提示テキスト:
○ ○ ○ ○

- 「英語力が高い=優秀な翻訳者」はウソ?
- 翻訳に日本語力が重要な理由は?
- 稼げないの&仕事が来ない人は日本語力に問題あり?
- 日本語力を高める方法を知りたい!
翻訳学習者&初心者の皆さん、こんな疑問を感じていませんか?
翻訳者にはもちろん高い英語力が必要ですが、それだけでは安定的に仕事をもらえません。
え・・・英語力が高くてもダメなの?
もちろん英語力は必須です。
TOEICハイスコアも強みですよ
じゃあ仕事が来ないのはなんで?
日本語力不足も原因かもしれません
- 英語力が高いだけでは優れた翻訳者とはみなされない
- 日本語力不足によって翻訳品質が下がってしまう
- 安定的に仕事をもらっている人は文章力や表現力も高い
- 「本」「オンライン講座」「既存の翻訳」を利用して日本語力を高めるのがおすすめ!
未経験のうちは安定的に仕事をもらうことが難しいのも事実です。
しかし、英語力も日本語力も高い人は翻訳会社からの信頼度が圧倒的に高いのも事実!
月収50万を維持している現役翻訳者の私が、日本語力を強化して安定的に仕事を獲得する秘訣をご紹介します。
日本語力不足が翻訳に及ぼす影響とは?
なぜ翻訳で日本語力が重視されるのでしょうか?

○ ○ ○ ○

提供資料:
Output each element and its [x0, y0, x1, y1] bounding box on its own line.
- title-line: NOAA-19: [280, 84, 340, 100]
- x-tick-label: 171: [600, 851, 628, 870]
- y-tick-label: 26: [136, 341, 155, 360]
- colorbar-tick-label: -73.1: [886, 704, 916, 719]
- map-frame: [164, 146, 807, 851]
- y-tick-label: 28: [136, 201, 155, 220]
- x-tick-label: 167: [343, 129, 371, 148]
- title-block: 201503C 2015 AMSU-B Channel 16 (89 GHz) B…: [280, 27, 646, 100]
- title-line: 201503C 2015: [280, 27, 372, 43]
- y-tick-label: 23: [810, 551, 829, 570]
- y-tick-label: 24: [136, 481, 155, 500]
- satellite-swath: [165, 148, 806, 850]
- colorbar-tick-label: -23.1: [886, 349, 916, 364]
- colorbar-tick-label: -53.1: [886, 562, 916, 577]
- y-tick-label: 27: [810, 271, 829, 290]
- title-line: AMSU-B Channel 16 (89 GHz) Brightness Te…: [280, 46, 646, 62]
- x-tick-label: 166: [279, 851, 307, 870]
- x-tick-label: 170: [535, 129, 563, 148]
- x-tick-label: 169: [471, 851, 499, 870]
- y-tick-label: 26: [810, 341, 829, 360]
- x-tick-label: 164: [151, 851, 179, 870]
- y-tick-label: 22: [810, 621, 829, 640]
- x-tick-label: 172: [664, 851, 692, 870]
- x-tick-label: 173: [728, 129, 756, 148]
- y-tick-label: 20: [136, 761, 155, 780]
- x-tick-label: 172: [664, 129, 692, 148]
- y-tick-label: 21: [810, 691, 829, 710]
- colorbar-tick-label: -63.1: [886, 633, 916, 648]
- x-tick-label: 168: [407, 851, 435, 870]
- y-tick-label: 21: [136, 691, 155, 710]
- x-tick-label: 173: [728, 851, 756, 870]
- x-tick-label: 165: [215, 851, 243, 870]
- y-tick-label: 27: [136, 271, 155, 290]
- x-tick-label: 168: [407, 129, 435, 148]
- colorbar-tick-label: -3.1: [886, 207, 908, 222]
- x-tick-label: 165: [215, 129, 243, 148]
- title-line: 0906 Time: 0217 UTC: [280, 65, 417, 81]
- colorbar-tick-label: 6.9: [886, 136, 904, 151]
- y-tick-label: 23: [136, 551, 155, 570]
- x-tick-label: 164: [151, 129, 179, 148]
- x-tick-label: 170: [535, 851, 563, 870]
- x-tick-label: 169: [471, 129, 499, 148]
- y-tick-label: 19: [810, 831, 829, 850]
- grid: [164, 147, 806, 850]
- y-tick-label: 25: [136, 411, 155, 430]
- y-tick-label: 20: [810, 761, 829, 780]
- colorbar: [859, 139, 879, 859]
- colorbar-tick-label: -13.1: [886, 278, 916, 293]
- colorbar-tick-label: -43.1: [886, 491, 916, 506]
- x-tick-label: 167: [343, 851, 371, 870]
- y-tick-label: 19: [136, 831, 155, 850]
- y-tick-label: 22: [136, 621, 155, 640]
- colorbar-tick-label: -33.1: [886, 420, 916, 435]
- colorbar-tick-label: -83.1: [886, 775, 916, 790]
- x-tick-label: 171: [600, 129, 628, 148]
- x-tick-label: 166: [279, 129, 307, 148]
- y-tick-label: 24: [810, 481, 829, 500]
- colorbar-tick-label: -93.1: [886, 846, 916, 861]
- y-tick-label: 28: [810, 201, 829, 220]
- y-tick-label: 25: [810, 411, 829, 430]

○ ○ ○ ○

取り組む課題:
1. 提示テキストによると、筆者はどれほどの月収を維持していると述べていますか。
2. 提示テキストのうち、「もちろん英語力は必須です。」という語句を含むところから写し始め、「しかし、英語力も日本語力も高い人は翻訳会社からの信頼度が圧倒的に高いのも事実!」の後で止めて、その部分をそのまま返してください。
一覧は別の出典から取られたものです。

解答:
1. 月収50万を維持していると述べています。

2.
もちろん英語力は必須です。
TOEICハイスコアも強みですよ
じゃあ仕事が来ないのはなんで?
日本語力不足も原因かもしれません
- 英語力が高いだけでは優れた翻訳者とはみなされない
- 日本語力不足によって翻訳品質が下がってしまう
- 安定的に仕事をもらっている人は文章力や表現力も高い
- 「本」「オンライン講座」「既存の翻訳」を利用して日本語力を高めるのがおすすめ!
未経験のうちは安定的に仕事をもらうことが難しいのも事実です。
しかし、英語力も日本語力も高い人は翻訳会社からの信頼度が圧倒的に高いのも事実!